Anche i collegamenti tra il resto del mondo e la Terra Santa non potranno non subire delle mutazioni. Per spostare piccoli gruppi, che necessariamente diventeranno più numerosi, i voli dovranno essere moltiplicati, mantenendo alto il tasso di sicurezza. Una difficoltà non da poco della quale fra Galdi D’Aragona è ben cosciente a tal punto da far capire che non mancherà una moral suasion nei confronti delle autorità: “La Terra Santa ha una vocazione universale. Gerusalemme, poi, è il cuore della cristianità oltre ad essere la città santa per le altre religioni monoteiste. Lo sguardo di tutti i credenti è rivolto verso Gerusalemme. Dunque, faremo di tutto come religiosi della Custodia di Terra Santa per far in modo che ognuno possa fare ‘il pellegrinaggio della vita’ ”.

****************

> **Attività richiesta**: Prosegui il brano sui pellegrinaggi in Terra Santa, riprendendo subito dopo la sua ultima frase.

> **Dati estratti**:

****************

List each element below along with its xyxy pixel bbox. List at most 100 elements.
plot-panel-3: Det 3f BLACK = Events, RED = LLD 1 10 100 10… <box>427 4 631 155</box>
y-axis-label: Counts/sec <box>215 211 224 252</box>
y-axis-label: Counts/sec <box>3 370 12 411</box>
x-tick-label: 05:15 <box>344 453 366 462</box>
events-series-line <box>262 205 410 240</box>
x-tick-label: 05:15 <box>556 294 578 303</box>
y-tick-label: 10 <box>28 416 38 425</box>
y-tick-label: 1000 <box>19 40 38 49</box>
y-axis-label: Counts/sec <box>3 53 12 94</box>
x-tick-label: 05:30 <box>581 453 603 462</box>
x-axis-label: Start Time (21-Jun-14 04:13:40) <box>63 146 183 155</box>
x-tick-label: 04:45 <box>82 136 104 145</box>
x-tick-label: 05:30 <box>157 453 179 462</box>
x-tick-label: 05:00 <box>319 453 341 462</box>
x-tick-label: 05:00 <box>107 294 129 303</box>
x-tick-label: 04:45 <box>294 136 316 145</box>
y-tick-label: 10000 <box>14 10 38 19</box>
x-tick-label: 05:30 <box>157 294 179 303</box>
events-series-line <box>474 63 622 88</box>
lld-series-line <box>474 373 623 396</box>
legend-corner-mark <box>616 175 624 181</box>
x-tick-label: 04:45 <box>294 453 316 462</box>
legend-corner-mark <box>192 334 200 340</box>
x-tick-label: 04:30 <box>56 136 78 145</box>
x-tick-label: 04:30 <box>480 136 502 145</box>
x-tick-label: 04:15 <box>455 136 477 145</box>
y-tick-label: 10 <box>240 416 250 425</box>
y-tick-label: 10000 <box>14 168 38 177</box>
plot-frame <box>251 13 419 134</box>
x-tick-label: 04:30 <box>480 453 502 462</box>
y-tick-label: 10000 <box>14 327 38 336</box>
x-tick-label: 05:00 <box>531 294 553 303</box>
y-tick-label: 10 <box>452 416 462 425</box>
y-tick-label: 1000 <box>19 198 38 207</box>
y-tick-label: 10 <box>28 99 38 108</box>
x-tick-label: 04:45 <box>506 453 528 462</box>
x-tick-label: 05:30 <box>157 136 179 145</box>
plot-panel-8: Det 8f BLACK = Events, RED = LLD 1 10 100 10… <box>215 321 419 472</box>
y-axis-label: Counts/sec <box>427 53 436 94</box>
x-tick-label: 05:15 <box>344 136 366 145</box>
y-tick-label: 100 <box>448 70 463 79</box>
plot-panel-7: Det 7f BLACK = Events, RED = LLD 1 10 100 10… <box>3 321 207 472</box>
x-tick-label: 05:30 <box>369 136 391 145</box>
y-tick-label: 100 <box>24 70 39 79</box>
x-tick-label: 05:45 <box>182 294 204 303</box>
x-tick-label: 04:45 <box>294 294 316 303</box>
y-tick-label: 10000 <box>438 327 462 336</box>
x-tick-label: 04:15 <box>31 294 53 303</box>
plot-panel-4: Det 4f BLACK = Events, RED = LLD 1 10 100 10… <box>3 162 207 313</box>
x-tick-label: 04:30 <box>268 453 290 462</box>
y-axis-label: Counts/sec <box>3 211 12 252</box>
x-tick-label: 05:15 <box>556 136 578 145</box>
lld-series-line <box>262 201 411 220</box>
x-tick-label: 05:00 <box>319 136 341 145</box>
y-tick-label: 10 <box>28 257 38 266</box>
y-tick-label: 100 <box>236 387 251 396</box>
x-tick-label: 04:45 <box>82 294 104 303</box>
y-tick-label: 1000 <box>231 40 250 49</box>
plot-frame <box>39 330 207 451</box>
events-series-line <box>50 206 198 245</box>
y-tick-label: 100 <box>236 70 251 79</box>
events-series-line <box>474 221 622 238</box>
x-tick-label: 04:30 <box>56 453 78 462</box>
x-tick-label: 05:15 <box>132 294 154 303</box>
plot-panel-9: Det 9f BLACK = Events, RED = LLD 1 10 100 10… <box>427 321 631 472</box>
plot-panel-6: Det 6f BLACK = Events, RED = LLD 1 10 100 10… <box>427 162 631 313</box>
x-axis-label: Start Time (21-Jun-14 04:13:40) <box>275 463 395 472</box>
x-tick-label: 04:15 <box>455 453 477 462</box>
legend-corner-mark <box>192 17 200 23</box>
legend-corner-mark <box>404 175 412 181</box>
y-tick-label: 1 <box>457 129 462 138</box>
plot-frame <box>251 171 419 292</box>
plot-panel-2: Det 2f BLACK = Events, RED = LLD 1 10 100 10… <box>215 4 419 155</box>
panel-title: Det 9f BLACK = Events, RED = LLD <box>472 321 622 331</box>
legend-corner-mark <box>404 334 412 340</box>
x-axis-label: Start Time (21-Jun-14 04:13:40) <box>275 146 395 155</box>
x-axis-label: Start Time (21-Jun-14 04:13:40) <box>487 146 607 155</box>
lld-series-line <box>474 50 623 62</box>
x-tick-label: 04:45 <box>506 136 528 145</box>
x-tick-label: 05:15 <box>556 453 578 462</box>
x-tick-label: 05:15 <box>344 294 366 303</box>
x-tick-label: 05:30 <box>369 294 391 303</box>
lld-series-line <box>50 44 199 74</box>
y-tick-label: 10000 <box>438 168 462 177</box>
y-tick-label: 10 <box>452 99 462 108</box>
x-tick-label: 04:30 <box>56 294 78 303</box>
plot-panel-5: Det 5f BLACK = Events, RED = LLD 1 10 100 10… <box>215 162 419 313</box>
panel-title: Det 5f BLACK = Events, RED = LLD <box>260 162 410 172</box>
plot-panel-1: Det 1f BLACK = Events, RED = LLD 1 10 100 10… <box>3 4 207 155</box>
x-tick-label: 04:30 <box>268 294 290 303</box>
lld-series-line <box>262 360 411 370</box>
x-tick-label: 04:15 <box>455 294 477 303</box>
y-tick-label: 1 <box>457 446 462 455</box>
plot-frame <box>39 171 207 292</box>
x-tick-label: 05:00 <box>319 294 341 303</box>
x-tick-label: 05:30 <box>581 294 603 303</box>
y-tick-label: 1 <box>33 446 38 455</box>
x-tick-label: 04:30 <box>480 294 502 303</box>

****************

> **Risposta scritta**:
Nel 2019 boom di pellegrini

La pandemia, inaspettata e dirompente, ha dato lo stop ad un trend di presenze in continua ascesa. Nel 2019, secondo i dati del Christian information center, i pellegrini cristiani in Terra Santa sono stati 630.000. “Avevamo – afferma con amarezza fra Galdi D’Aragona – prenotazioni fino a Natale di quest’anno ma il virus ha bloccato tutto. Ora non resta che reinventarsi”.